### PROVIDED RECORDS

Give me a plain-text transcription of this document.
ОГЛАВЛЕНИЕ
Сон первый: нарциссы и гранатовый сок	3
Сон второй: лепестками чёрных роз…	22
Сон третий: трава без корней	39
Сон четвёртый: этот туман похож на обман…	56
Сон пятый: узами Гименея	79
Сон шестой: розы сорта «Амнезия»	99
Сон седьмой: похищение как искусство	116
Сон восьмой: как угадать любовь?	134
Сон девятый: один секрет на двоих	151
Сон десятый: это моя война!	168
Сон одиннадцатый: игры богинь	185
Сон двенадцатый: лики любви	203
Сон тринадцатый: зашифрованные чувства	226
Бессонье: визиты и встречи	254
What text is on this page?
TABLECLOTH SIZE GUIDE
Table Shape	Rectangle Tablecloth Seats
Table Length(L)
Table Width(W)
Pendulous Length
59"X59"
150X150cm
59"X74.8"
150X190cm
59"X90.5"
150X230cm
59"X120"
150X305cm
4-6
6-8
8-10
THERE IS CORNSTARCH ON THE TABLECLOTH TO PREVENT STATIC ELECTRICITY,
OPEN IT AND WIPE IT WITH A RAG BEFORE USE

######
### PROVIDED RECORDS

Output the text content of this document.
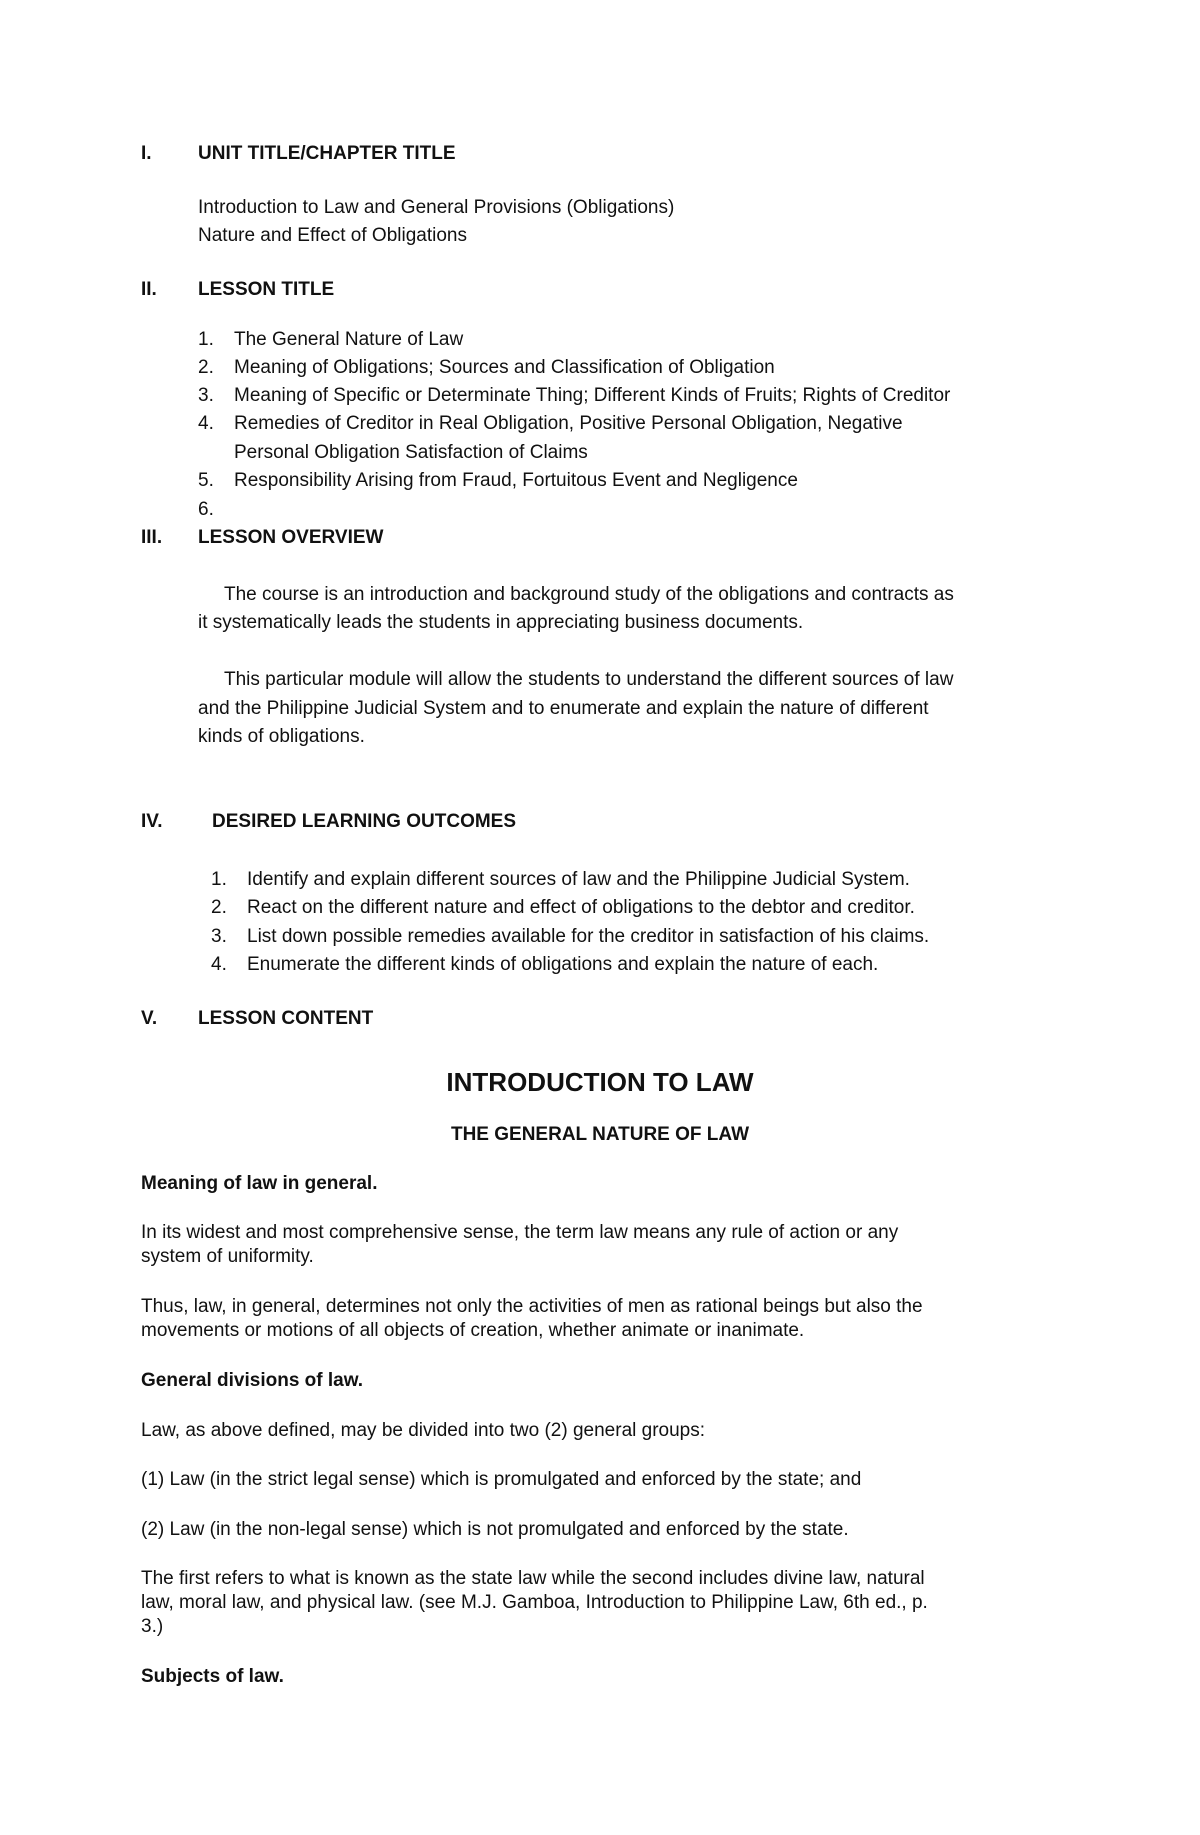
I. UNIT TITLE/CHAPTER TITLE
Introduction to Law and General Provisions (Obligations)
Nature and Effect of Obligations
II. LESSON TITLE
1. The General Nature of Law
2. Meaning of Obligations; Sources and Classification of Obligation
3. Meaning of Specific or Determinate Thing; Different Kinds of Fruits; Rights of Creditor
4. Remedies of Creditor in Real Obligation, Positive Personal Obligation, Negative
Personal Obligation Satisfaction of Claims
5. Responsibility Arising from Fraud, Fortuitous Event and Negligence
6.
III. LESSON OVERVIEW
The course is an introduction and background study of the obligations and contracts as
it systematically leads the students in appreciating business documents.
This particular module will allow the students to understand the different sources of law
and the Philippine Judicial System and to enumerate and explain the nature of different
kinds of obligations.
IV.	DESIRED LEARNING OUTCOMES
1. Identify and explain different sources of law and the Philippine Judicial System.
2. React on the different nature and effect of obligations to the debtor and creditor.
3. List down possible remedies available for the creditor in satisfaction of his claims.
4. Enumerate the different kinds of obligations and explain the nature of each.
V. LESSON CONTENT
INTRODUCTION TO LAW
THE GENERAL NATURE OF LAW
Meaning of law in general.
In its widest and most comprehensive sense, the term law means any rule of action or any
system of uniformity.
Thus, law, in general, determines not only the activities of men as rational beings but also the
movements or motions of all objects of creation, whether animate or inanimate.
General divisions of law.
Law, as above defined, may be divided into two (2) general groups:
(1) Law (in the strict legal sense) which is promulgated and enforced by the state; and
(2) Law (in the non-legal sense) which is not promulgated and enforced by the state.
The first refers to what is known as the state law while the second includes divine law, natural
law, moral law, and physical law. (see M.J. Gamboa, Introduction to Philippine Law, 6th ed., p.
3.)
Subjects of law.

######

TASK DESCRIPTION:
Collect the lines that hold "state".

SOLVED PROBLEM:
(1) Law (in the strict legal sense) which is promulgated and enforced by the state; and
(2) Law (in the non-legal sense) which is not promulgated and enforced by the state.
The first refers to what is known as the state law while the second includes divine law, natural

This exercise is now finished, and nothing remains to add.